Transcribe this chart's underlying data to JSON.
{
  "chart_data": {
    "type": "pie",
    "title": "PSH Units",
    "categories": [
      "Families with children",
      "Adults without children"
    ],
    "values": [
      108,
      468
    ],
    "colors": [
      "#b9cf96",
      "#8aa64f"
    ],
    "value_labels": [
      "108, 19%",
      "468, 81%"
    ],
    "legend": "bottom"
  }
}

- Problem statement:
Give the material above again, word for word.

- Worked answer:
Transcribe this chart's underlying data to JSON.
{
  "chart_data": {
    "type": "pie",
    "title": "PSH Units",
    "categories": [
      "Families with children",
      "Adults without children"
    ],
    "values": [
      108,
      468
    ],
    "colors": [
      "#b9cf96",
      "#8aa64f"
    ],
    "value_labels": [
      "108, 19%",
      "468, 81%"
    ],
    "legend": "bottom"
  }
}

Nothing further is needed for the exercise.